- mar, 05/07/2022 - 15:16
KINSHASA, PARIS, BRUXELLES.
Le Soft International n°1556|MARDI 5 JUILLET 2022.
C'est lundi 11 juillet 2022 que l'affaire Matata Ponyo va être appelée pour la seconde fois à la Cour de cassation, selon une lettre datée 21 juin 2022 du greffier en chef de la Cour de cassation, Albert Tamba Tsana, qui est aussi Secrétaire général à la Cour de cassation, adressée au Procureur général près la Cour de cassation.
Objet du courrier (nr 1194/CCas/CAB-GRECHEF/LUZ/2022 du 21 juin 2022) : «transmission exploit affaire : Ministère public contre Mr Matata Ponyo et crts RP 09/CR».
Il y est écrit ce qui suit : «Monsieur le Procureur Général, j'ai l'honneur de vous transmettre en annexe de la présente les citations à faire notifier au prévenu Matata Ponyo pour l'audience publique du 11 juillet 2022, conformément à la circulaire n°001 du 07 décembre 2010 portant directives sur l'installation et l'exercice de la profession d'huissier de justice, le greffe de la Cour de cassation n'ayant plus d'agent ayant qualité d'huissier et le greffier ne pouvant procéder à la citation qu'à partir de son bureau».

■ ■ ■

• _OBJECTIF 1_
Recopiez à l'identique le passage de l'article sur l'affaire Matata Ponyo en partant de « C'est lundi 11 » et en allant jusqu'à « Cour de cassation. » inclus.
• _OBJECTIF 2_
Poursuivez l'article sur l'affaire Matata Ponyo à partir de l'endroit où il s'arrête.
Les lignes qui viennent ensuite forment un document à part, distinct de l'article.

(Listes de régions annotées)

■ ■ ■

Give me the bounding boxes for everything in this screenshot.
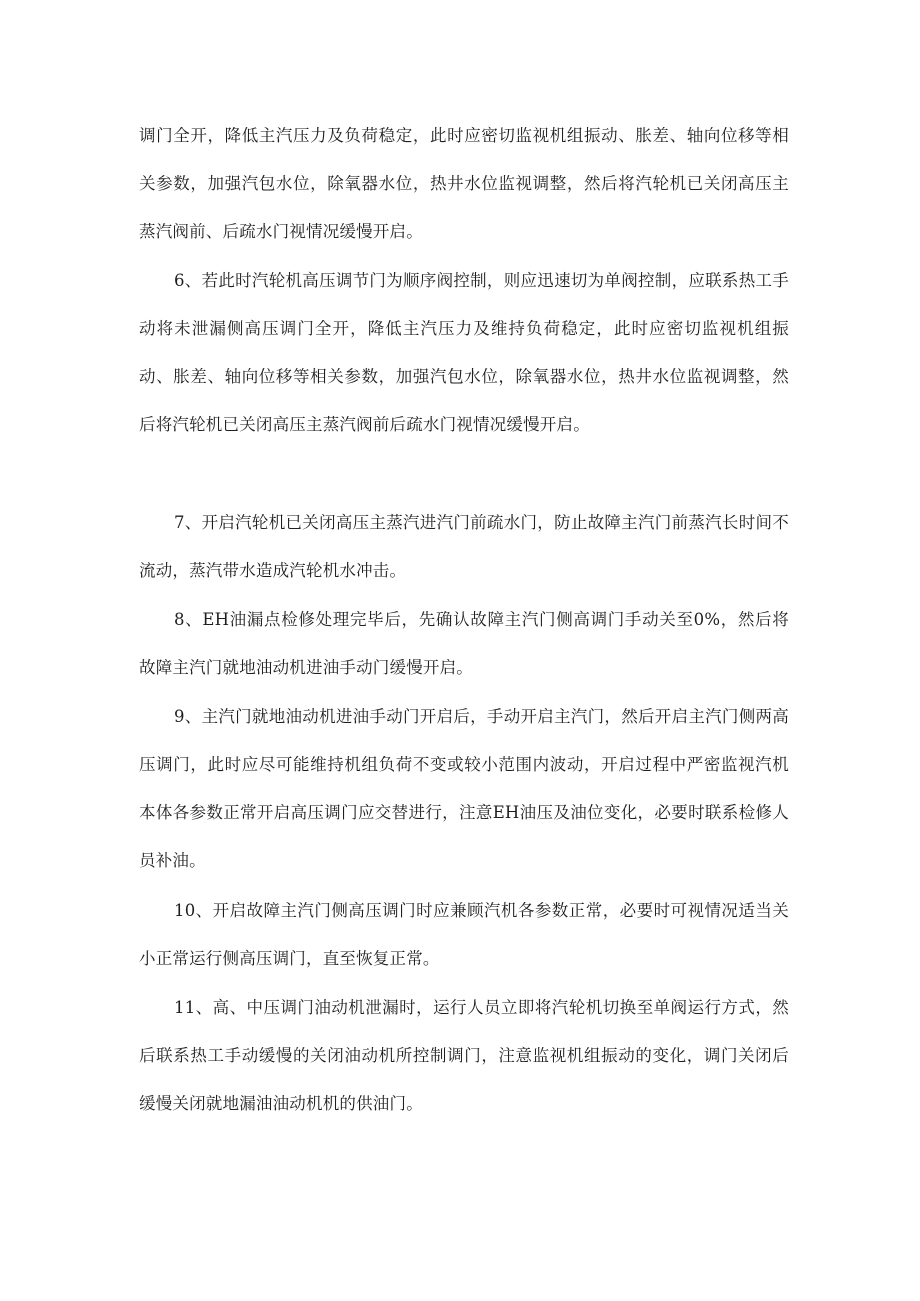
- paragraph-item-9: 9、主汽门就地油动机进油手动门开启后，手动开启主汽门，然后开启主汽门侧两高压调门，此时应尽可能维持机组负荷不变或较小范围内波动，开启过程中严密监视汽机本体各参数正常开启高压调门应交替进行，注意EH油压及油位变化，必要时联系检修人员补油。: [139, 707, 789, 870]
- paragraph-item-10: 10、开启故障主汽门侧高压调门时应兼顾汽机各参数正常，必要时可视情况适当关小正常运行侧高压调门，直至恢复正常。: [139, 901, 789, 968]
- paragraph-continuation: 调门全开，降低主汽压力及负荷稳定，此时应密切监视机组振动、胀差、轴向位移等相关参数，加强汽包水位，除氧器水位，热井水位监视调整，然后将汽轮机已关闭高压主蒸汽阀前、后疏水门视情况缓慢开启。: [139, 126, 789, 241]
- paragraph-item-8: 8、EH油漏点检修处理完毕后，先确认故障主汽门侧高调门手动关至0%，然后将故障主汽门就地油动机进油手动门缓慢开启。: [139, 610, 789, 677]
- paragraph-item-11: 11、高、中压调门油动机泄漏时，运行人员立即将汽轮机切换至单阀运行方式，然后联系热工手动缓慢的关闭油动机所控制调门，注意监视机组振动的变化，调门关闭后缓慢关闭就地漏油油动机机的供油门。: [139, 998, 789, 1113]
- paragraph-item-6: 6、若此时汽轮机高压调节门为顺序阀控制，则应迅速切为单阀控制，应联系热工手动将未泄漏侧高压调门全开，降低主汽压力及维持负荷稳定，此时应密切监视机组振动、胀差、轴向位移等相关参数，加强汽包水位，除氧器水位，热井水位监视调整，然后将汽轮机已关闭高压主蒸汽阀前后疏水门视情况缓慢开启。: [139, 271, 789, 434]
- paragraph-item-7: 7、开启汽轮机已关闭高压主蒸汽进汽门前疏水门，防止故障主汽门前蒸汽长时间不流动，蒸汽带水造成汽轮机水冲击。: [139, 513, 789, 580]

■ ■ ■

• _RÉSULTAT 1_
C'est lundi 11 juillet 2022 que l'affaire Matata Ponyo va être appelée pour la seconde fois à la Cour de cassation, selon une lettre datée 21 juin 2022 du greffier en chef de la Cour de cassation, Albert Tamba Tsana, qui est aussi Secrétaire général à la Cour de cassation, adressée au Procureur général près la Cour de cassation.

• _RÉSULTAT 2_
L'affaire, appelée à l’audience de lundi 13 juin, avait amené la composition à constater la présence physique de deux coaccusés de Matata Ponyo : l'ancien ministre délégué aux Finances sous Matata et ancien Directeur Général du Fonds de Promotion de l'Industrie désigné par Matata, Patrice Kitebi Kibol M'vul et le sujet sud-africain Grobler Christo, le directeur de la société sud-africaine Africom Commodities.
Un absent, le principal prévenu : l'ancien Premier ministre, le sénateur Augustin Matata Ponyo Mapon, qui se serait rendu, selon des réseaux sociaux, aux États-Unis d'Amérique, sur invitation... «du Secrétaire général des Nations-Unies, António Guterres», mais que des médecins - sans savoir de quoi Matata souffrait finalement - auraient «imposé des séances de désintoxication» à l'ex-Premier ministre, selon l'un de ses avocats mais n'aurait pas obtenu l'autorisation d'arrêter ou de suspendre ces séances pour se présenter devant la justice congolaise ! «Séances de désintoxication»? Mystère !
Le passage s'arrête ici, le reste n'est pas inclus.